# Dataset rows start

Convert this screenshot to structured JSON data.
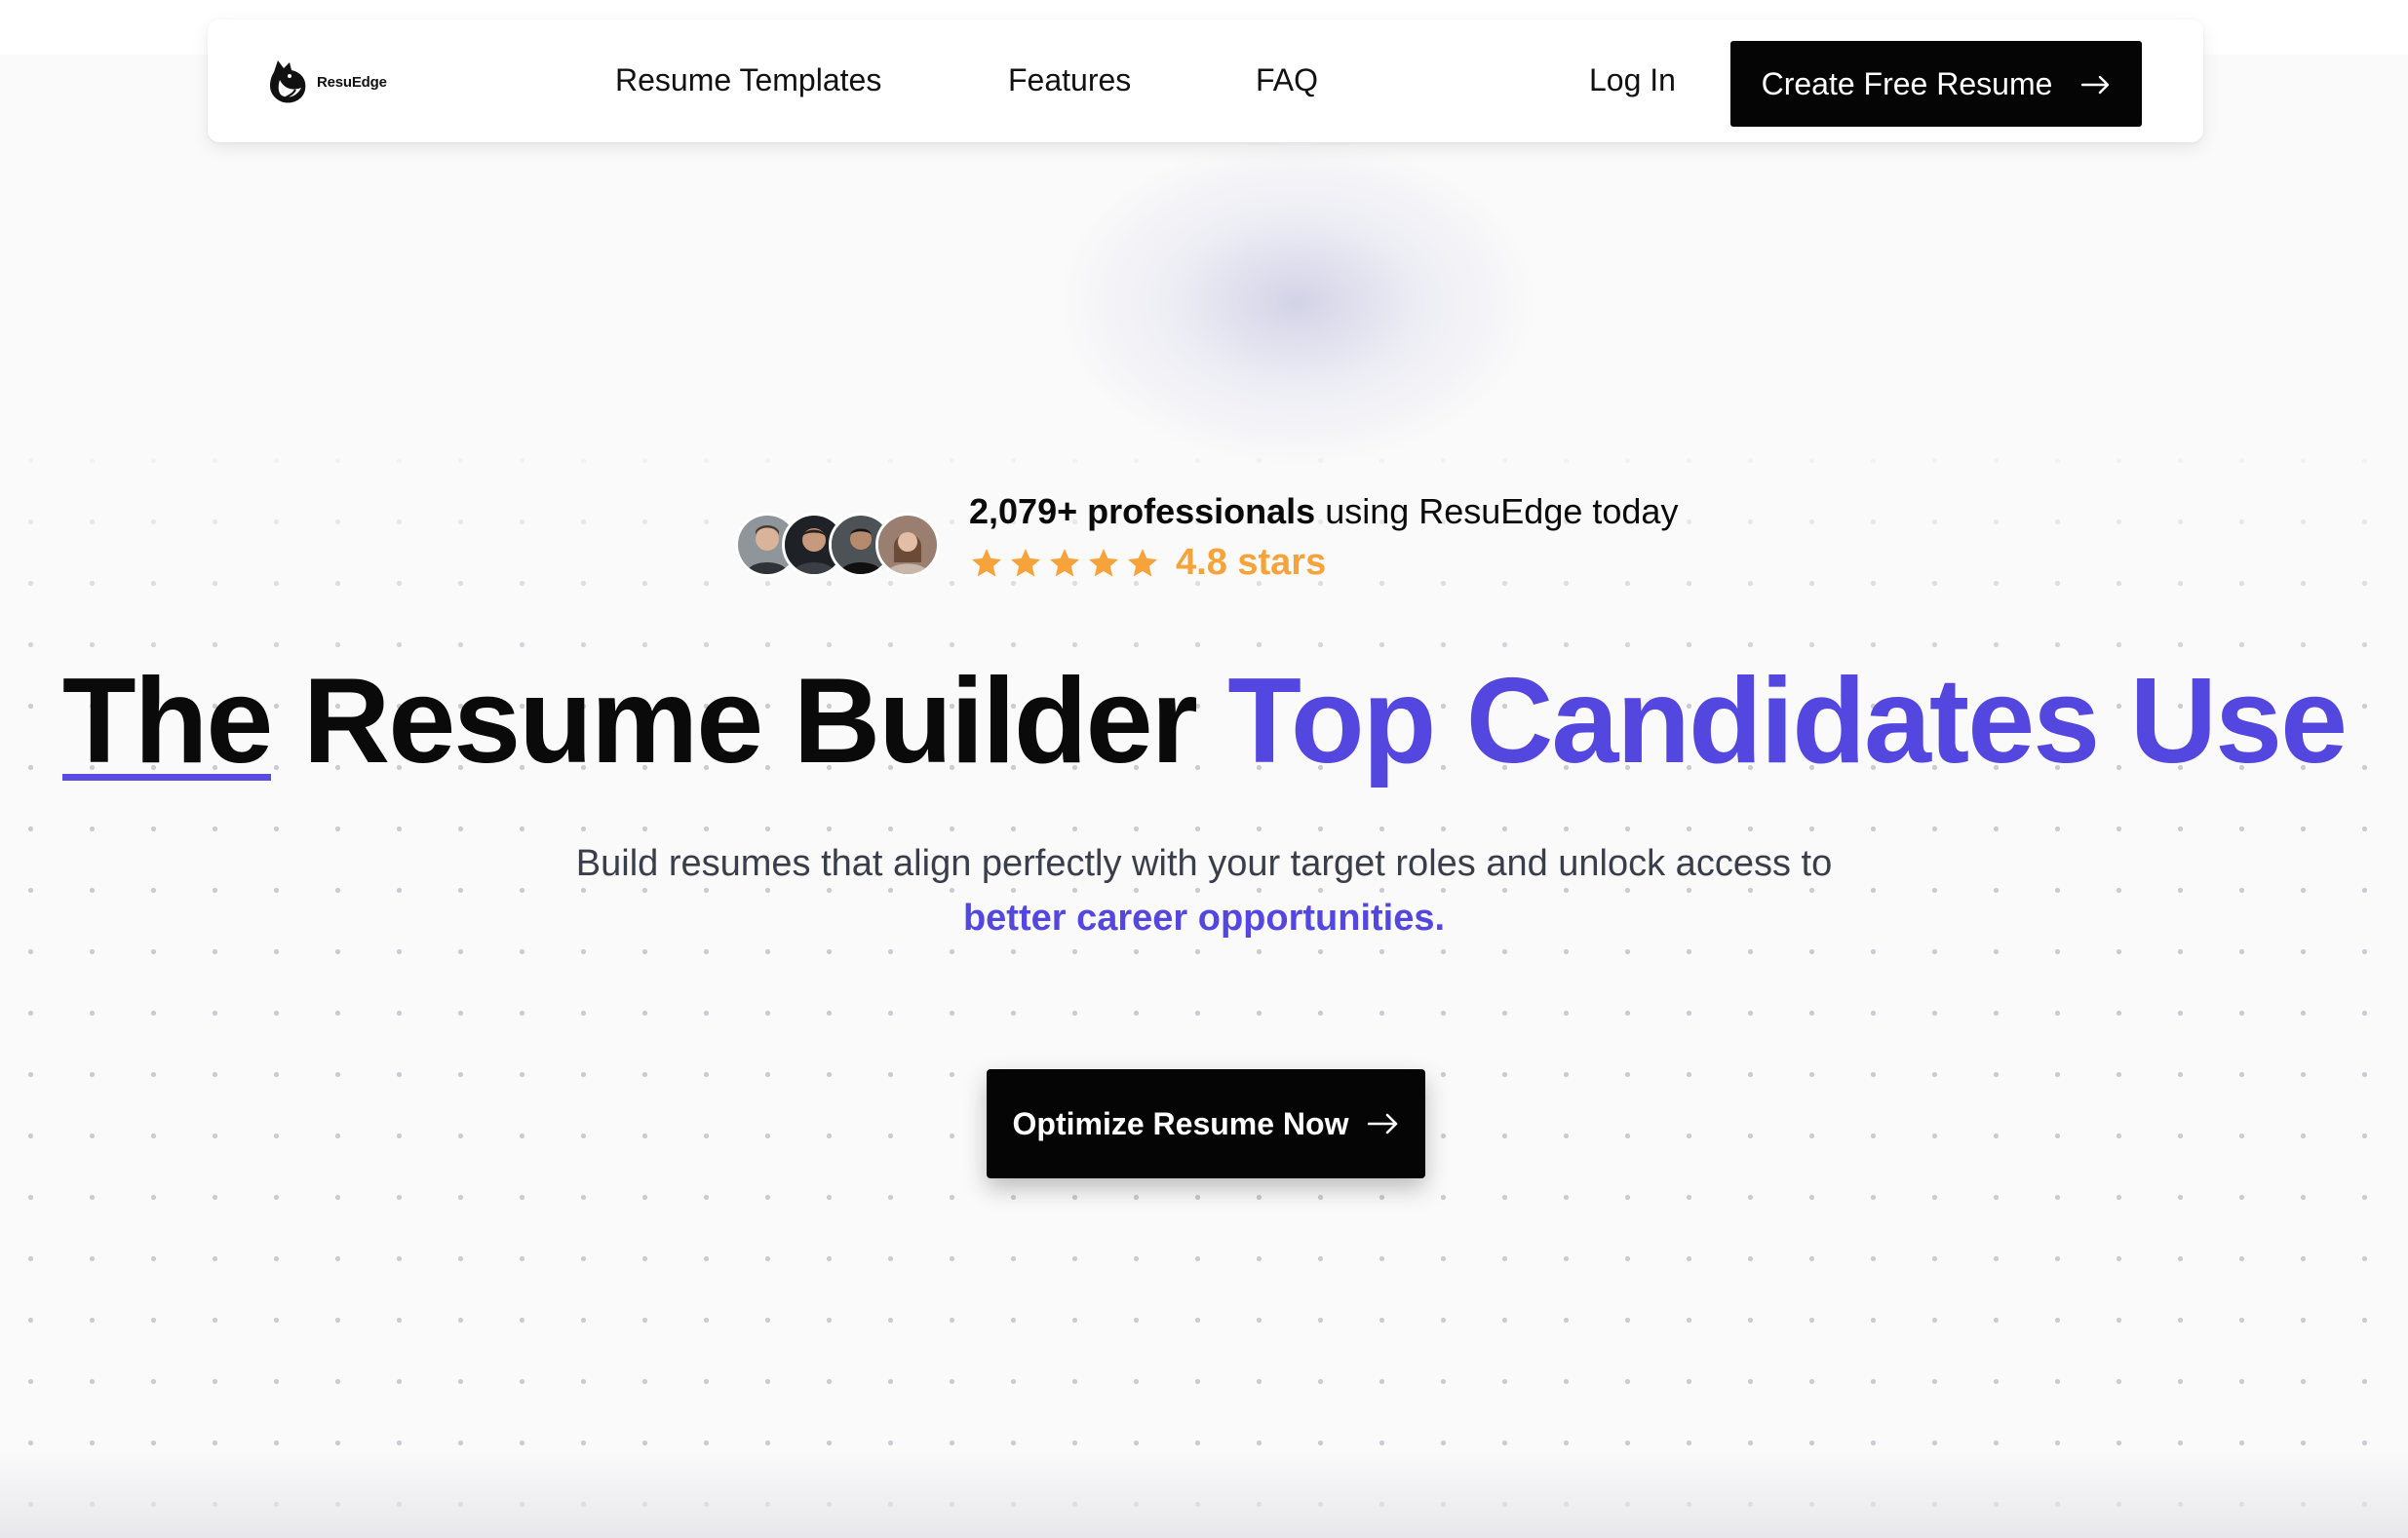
{
  "brand": {
    "name": "ResuEdge",
    "logo_icon": "wolf-logo-icon"
  },
  "nav": {
    "links": [
      {
        "label": "Resume Templates"
      },
      {
        "label": "Features"
      },
      {
        "label": "FAQ"
      }
    ],
    "login_label": "Log In",
    "cta_label": "Create Free Resume",
    "cta_icon": "arrow-right-icon"
  },
  "social_proof": {
    "count_text": "2,079+ professionals",
    "suffix_text": " using ResuEdge today",
    "rating_text": "4.8 stars",
    "stars": 5,
    "star_color": "#f5a33a",
    "avatars": [
      "avatar-1",
      "avatar-2",
      "avatar-3",
      "avatar-4"
    ]
  },
  "hero": {
    "headline_word_underlined": "The",
    "headline_plain": " Resume Builder ",
    "headline_accent": "Top Candidates Use",
    "subtext": "Build resumes that align perfectly with your target roles and unlock access to",
    "subtext_accent": "better career opportunities.",
    "cta_label": "Optimize Resume Now",
    "cta_icon": "arrow-right-icon"
  },
  "colors": {
    "accent": "#5447e0",
    "button_bg": "#050505",
    "background": "#fafafa"
  }
}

# Dataset rows end

▸ Exercise prompt
Quote the material in full and exactly; do not carry over its pictures.

▸ Final answer
Convert this screenshot to structured JSON data.
{
  "brand": {
    "name": "ResuEdge",
    "logo_icon": "wolf-logo-icon"
  },
  "nav": {
    "links": [
      {
        "label": "Resume Templates"
      },
      {
        "label": "Features"
      },
      {
        "label": "FAQ"
      }
    ],
    "login_label": "Log In",
    "cta_label": "Create Free Resume",
    "cta_icon": "arrow-right-icon"
  },
  "social_proof": {
    "count_text": "2,079+ professionals",
    "suffix_text": " using ResuEdge today",
    "rating_text": "4.8 stars",
    "stars": 5,
    "star_color": "#f5a33a",
    "avatars": [
      "avatar-1",
      "avatar-2",
      "avatar-3",
      "avatar-4"
    ]
  },
  "hero": {
    "headline_word_underlined": "The",
    "headline_plain": " Resume Builder ",
    "headline_accent": "Top Candidates Use",
    "subtext": "Build resumes that align perfectly with your target roles and unlock access to",
    "subtext_accent": "better career opportunities.",
    "cta_label": "Optimize Resume Now",
    "cta_icon": "arrow-right-icon"
  },
  "colors": {
    "accent": "#5447e0",
    "button_bg": "#050505",
    "background": "#fafafa"
  }
}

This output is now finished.